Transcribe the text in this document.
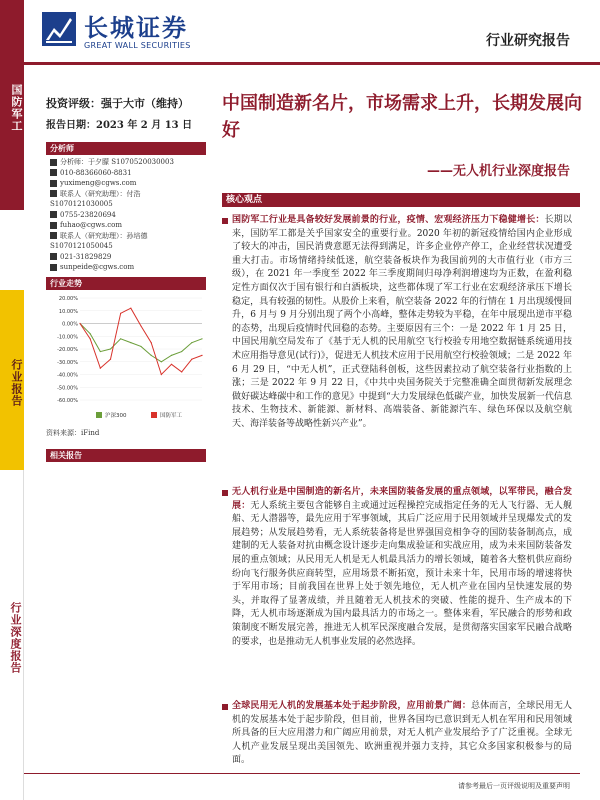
国防军工
行业报告
行业深度报告
长城证券
GREAT WALL SECURITIES	行业研究报告
投资评级：强于大市（维持）
报告日期：2023 年 2 月 13 日
中国制造新名片，市场需求上升，长期发展向好
——无人机行业深度报告
分析师
分析师：于夕朦 S1070520030003
010-88366060-8831
yuximeng@cgws.com
联系人（研究助理）：付浩
S1070121030005
0755-23820694
fuhao@cgws.com
联系人（研究助理）：孙培德
S1070121050045
021-31829829
sunpeide@cgws.com
行业走势
20.00%
10.00%
0.00%
-10.00%
-20.00%
-30.00%
-40.00%
-50.00%
-60.00%
沪深300	国防军工
资料来源：iFind
相关报告
核心观点
国防军工行业是具备较好发展前景的行业，疫情、宏观经济压力下稳健增长：长期以来，国防军工都是关乎国家安全的重要行业。2020 年初的新冠疫情给国内企业形成了较大的冲击，国民消费意愿无法得到满足，许多企业停产停工，企业经营状况遭受重大打击。市场情绪持续低迷，航空装备板块作为我国前列的大市值行业（市方三级），在 2021 年一季度至 2022 年三季度期间归母净利润增速均为正数，在盈利稳定性方面仅次于国有银行和白酒板块，这些都体现了军工行业在宏观经济承压下增长稳定，具有较强的韧性。从股价上来看，航空装备 2022 年的行情在 1 月出现缓慢回升，6 月与 9 月分别出现了两个小高峰，整体走势较为平稳，在年中展现出逆市平稳的态势，出现后疫情时代回稳的态势。主要原因有三个：一是 2022 年 1 月 25 日，中国民用航空局发布了《基于无人机的民用航空飞行校验专用地空数据链系统通用技术应用指导意见(试行)》，促进无人机技术应用于民用航空行校验领域；二是 2022 年 6 月 29 日，“中无人机”，正式登陆科创板，这些因素拉动了航空装备行业指数的上涨；三是 2022 年 9 月 22 日，《中共中央国务院关于完整准确全面贯彻新发展理念做好碳达峰碳中和工作的意见》中提到“大力发展绿色低碳产业，加快发展新一代信息技术、生物技术、新能源、新材料、高端装备、新能源汽车、绿色环保以及航空航天、海洋装备等战略性新兴产业”。
无人机行业是中国制造的新名片，未来国防装备发展的重点领域，以军带民，融合发展：无人系统主要包含能够自主或通过远程操控完成指定任务的无人飞行器、无人舰船、无人潜器等，最先应用于军事领域，其后广泛应用于民用领域并呈现爆发式的发展趋势；从发展趋势看，无人系统装备将是世界强国竞相争夺的国防装备制高点，成建制的无人装备对抗由概念设计逐步走向集成验证和实战应用，成为未来国防装备发展的重点领域；从民用无人机是无人机最具活力的增长领域，随着各大整机供应商纷纷向飞行服务供应商转型，应用场景不断拓宽，预计未来十年，民用市场的增速将快于军用市场；目前我国在世界上处于领先地位，无人机产业在国内呈快速发展的势头，并取得了显著成绩，并且随着无人机技术的突破、性能的提升、生产成本的下降，无人机市场逐渐成为国内最具活力的市场之一。整体来看，军民融合的形势和政策制度不断发展完善，推进无人机军民深度融合发展，是贯彻落实国家军民融合战略的要求，也是推动无人机事业发展的必然选择。
全球民用无人机的发展基本处于起步阶段，应用前景广阔：总体而言，全球民用无人机的发展基本处于起步阶段，但目前，世界各国均已意识到无人机在军用和民用领域所具备的巨大应用潜力和广阔应用前景，对无人机产业发展给予了广泛重视。全球无人机产业发展呈现出美国领先、欧洲重视并强力支持，其它众多国家积极参与的局面。
请参考最后一页评级说明及重要声明
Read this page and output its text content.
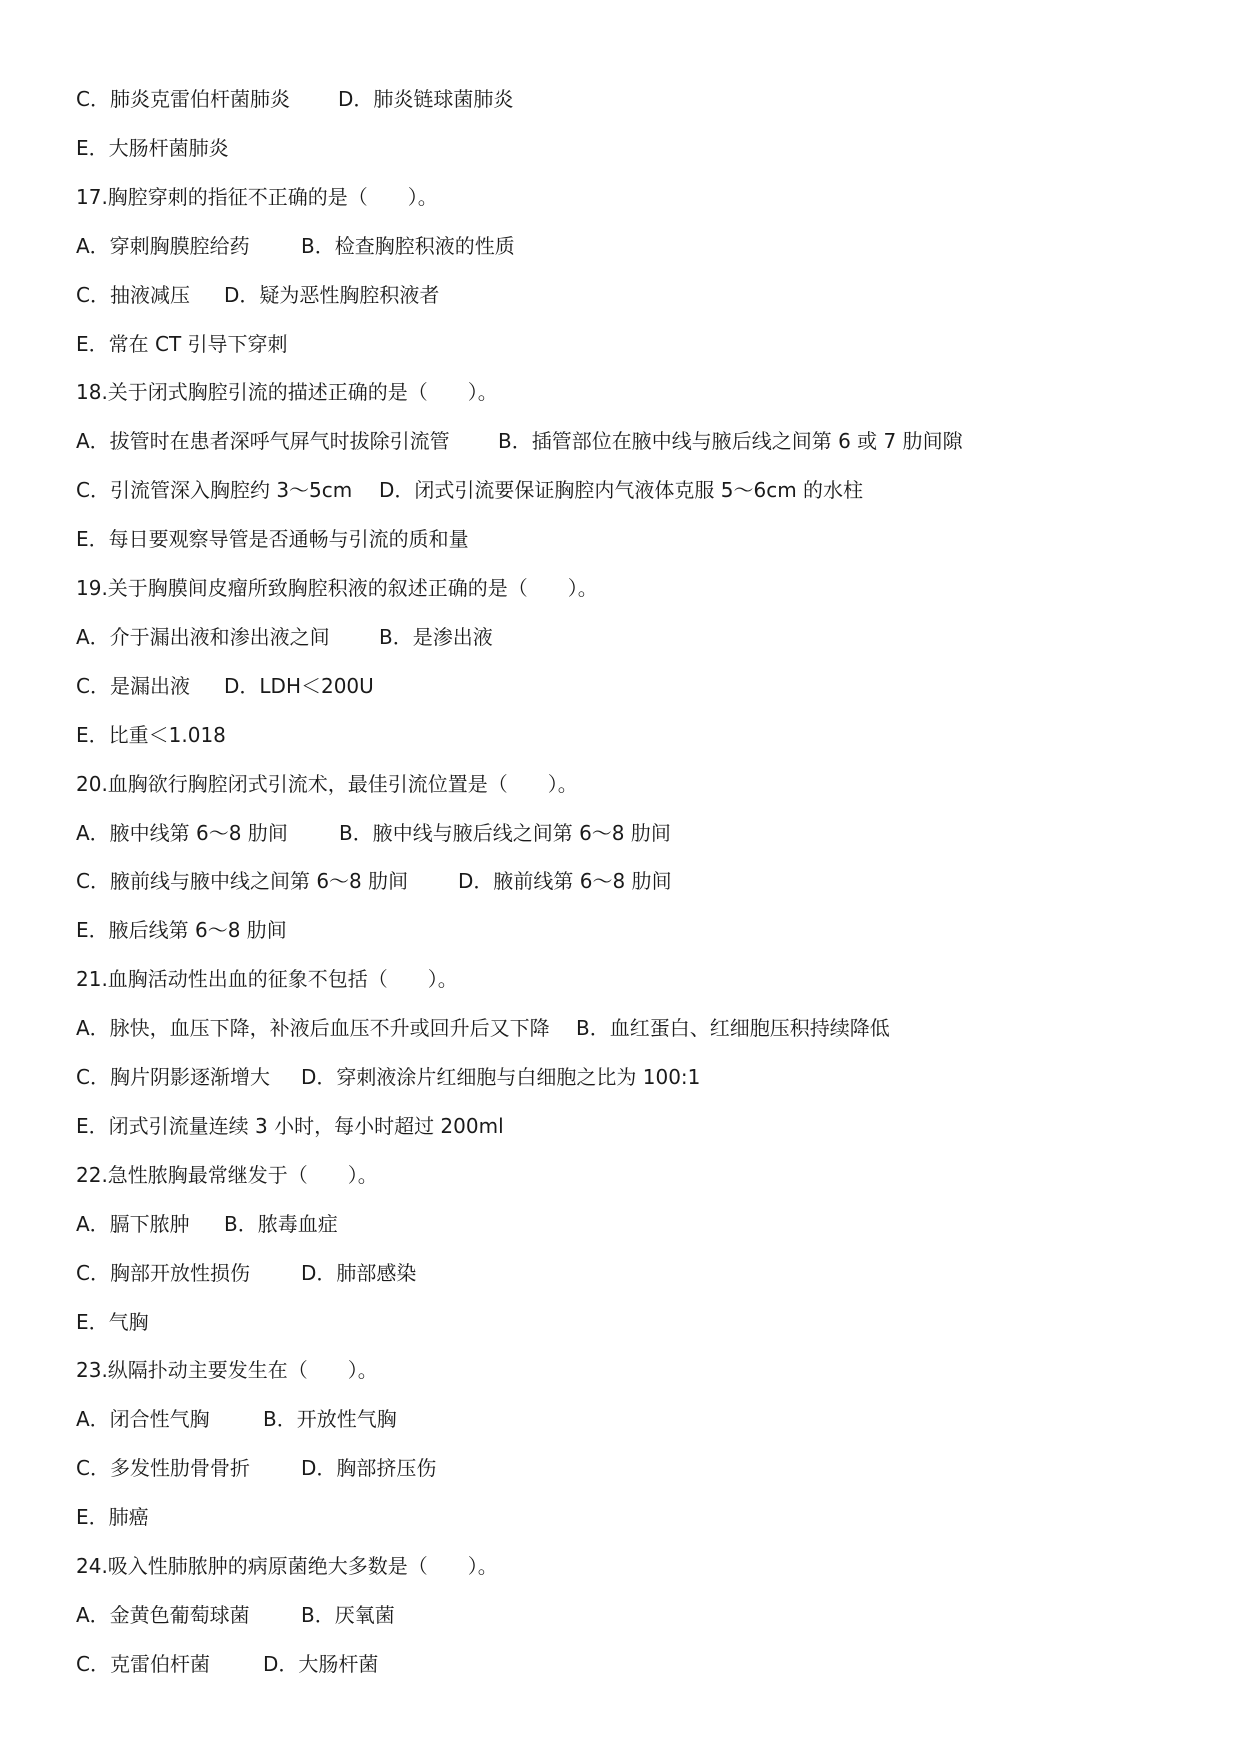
C．肺炎克雷伯杆菌肺炎 D．肺炎链球菌肺炎
E．大肠杆菌肺炎
17.胸腔穿刺的指征不正确的是（　　）。
A．穿刺胸膜腔给药	B．检查胸腔积液的性质
C．抽液减压 D．疑为恶性胸腔积液者
E．常在 CT 引导下穿刺
18.关于闭式胸腔引流的描述正确的是（　　）。
A．拔管时在患者深呼气屏气时拔除引流管 B．插管部位在腋中线与腋后线之间第 6 或 7 肋间隙
C．引流管深入胸腔约 3～5cm D．闭式引流要保证胸腔内气液体克服 5～6cm 的水柱
E．每日要观察导管是否通畅与引流的质和量
19.关于胸膜间皮瘤所致胸腔积液的叙述正确的是（　　）。
A．介于漏出液和渗出液之间 B．是渗出液
C．是漏出液 D．LDH＜200U
E．比重＜1.018
20.血胸欲行胸腔闭式引流术，最佳引流位置是（　　）。
A．腋中线第 6～8 肋间	B．腋中线与腋后线之间第 6～8 肋间
C．腋前线与腋中线之间第 6～8 肋间 D．腋前线第 6～8 肋间
E．腋后线第 6～8 肋间
21.血胸活动性出血的征象不包括（　　）。
A．脉快，血压下降，补液后血压不升或回升后又下降 B．血红蛋白、红细胞压积持续降低
C．胸片阴影逐渐增大 D．穿刺液涂片红细胞与白细胞之比为 100:1
E．闭式引流量连续 3 小时，每小时超过 200ml
22.急性脓胸最常继发于（　　）。
A．膈下脓肿 B．脓毒血症
C．胸部开放性损伤	D．肺部感染
E．气胸
23.纵隔扑动主要发生在（　　）。
A．闭合性气胸	B．开放性气胸
C．多发性肋骨骨折	D．胸部挤压伤
E．肺癌
24.吸入性肺脓肿的病原菌绝大多数是（　　）。
A．金黄色葡萄球菌	B．厌氧菌
C．克雷伯杆菌	D．大肠杆菌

## WHAT YOU NEED TO DO
Without the pictures, repeat the listing above exactly.

## ANSWER TO THIS EXERCISE
Transcribe the text in this document.
国防军工
行业报告
行业深度报告
长城证券
GREAT WALL SECURITIES	行业研究报告
投资评级：强于大市（维持）
报告日期：2023 年 2 月 13 日
中国制造新名片，市场需求上升，长期发展向好
——无人机行业深度报告
分析师
分析师：于夕朦 S1070520030003
010-88366060-8831
yuximeng@cgws.com
联系人（研究助理）：付浩
S1070121030005
0755-23820694
fuhao@cgws.com
联系人（研究助理）：孙培德
S1070121050045
021-31829829
sunpeide@cgws.com
行业走势
20.00%
10.00%
0.00%
-10.00%
-20.00%
-30.00%
-40.00%
-50.00%
-60.00%
沪深300	国防军工
资料来源：iFind
相关报告
核心观点
国防军工行业是具备较好发展前景的行业，疫情、宏观经济压力下稳健增长：长期以来，国防军工都是关乎国家安全的重要行业。2020 年初的新冠疫情给国内企业形成了较大的冲击，国民消费意愿无法得到满足，许多企业停产停工，企业经营状况遭受重大打击。市场情绪持续低迷，航空装备板块作为我国前列的大市值行业（市方三级），在 2021 年一季度至 2022 年三季度期间归母净利润增速均为正数，在盈利稳定性方面仅次于国有银行和白酒板块，这些都体现了军工行业在宏观经济承压下增长稳定，具有较强的韧性。从股价上来看，航空装备 2022 年的行情在 1 月出现缓慢回升，6 月与 9 月分别出现了两个小高峰，整体走势较为平稳，在年中展现出逆市平稳的态势，出现后疫情时代回稳的态势。主要原因有三个：一是 2022 年 1 月 25 日，中国民用航空局发布了《基于无人机的民用航空飞行校验专用地空数据链系统通用技术应用指导意见(试行)》，促进无人机技术应用于民用航空行校验领域；二是 2022 年 6 月 29 日，“中无人机”，正式登陆科创板，这些因素拉动了航空装备行业指数的上涨；三是 2022 年 9 月 22 日，《中共中央国务院关于完整准确全面贯彻新发展理念做好碳达峰碳中和工作的意见》中提到“大力发展绿色低碳产业，加快发展新一代信息技术、生物技术、新能源、新材料、高端装备、新能源汽车、绿色环保以及航空航天、海洋装备等战略性新兴产业”。
无人机行业是中国制造的新名片，未来国防装备发展的重点领域，以军带民，融合发展：无人系统主要包含能够自主或通过远程操控完成指定任务的无人飞行器、无人舰船、无人潜器等，最先应用于军事领域，其后广泛应用于民用领域并呈现爆发式的发展趋势；从发展趋势看，无人系统装备将是世界强国竞相争夺的国防装备制高点，成建制的无人装备对抗由概念设计逐步走向集成验证和实战应用，成为未来国防装备发展的重点领域；从民用无人机是无人机最具活力的增长领域，随着各大整机供应商纷纷向飞行服务供应商转型，应用场景不断拓宽，预计未来十年，民用市场的增速将快于军用市场；目前我国在世界上处于领先地位，无人机产业在国内呈快速发展的势头，并取得了显著成绩，并且随着无人机技术的突破、性能的提升、生产成本的下降，无人机市场逐渐成为国内最具活力的市场之一。整体来看，军民融合的形势和政策制度不断发展完善，推进无人机军民深度融合发展，是贯彻落实国家军民融合战略的要求，也是推动无人机事业发展的必然选择。
全球民用无人机的发展基本处于起步阶段，应用前景广阔：总体而言，全球民用无人机的发展基本处于起步阶段，但目前，世界各国均已意识到无人机在军用和民用领域所具备的巨大应用潜力和广阔应用前景，对无人机产业发展给予了广泛重视。全球无人机产业发展呈现出美国领先、欧洲重视并强力支持，其它众多国家积极参与的局面。
请参考最后一页评级说明及重要声明
Read this page and output its text content.
C．肺炎克雷伯杆菌肺炎 D．肺炎链球菌肺炎
E．大肠杆菌肺炎
17.胸腔穿刺的指征不正确的是（　　）。
A．穿刺胸膜腔给药	B．检查胸腔积液的性质
C．抽液减压 D．疑为恶性胸腔积液者
E．常在 CT 引导下穿刺
18.关于闭式胸腔引流的描述正确的是（　　）。
A．拔管时在患者深呼气屏气时拔除引流管 B．插管部位在腋中线与腋后线之间第 6 或 7 肋间隙
C．引流管深入胸腔约 3～5cm D．闭式引流要保证胸腔内气液体克服 5～6cm 的水柱
E．每日要观察导管是否通畅与引流的质和量
19.关于胸膜间皮瘤所致胸腔积液的叙述正确的是（　　）。
A．介于漏出液和渗出液之间 B．是渗出液
C．是漏出液 D．LDH＜200U
E．比重＜1.018
20.血胸欲行胸腔闭式引流术，最佳引流位置是（　　）。
A．腋中线第 6～8 肋间	B．腋中线与腋后线之间第 6～8 肋间
C．腋前线与腋中线之间第 6～8 肋间 D．腋前线第 6～8 肋间
E．腋后线第 6～8 肋间
21.血胸活动性出血的征象不包括（　　）。
A．脉快，血压下降，补液后血压不升或回升后又下降 B．血红蛋白、红细胞压积持续降低
C．胸片阴影逐渐增大 D．穿刺液涂片红细胞与白细胞之比为 100:1
E．闭式引流量连续 3 小时，每小时超过 200ml
22.急性脓胸最常继发于（　　）。
A．膈下脓肿 B．脓毒血症
C．胸部开放性损伤	D．肺部感染
E．气胸
23.纵隔扑动主要发生在（　　）。
A．闭合性气胸	B．开放性气胸
C．多发性肋骨骨折	D．胸部挤压伤
E．肺癌
24.吸入性肺脓肿的病原菌绝大多数是（　　）。
A．金黄色葡萄球菌	B．厌氧菌
C．克雷伯杆菌	D．大肠杆菌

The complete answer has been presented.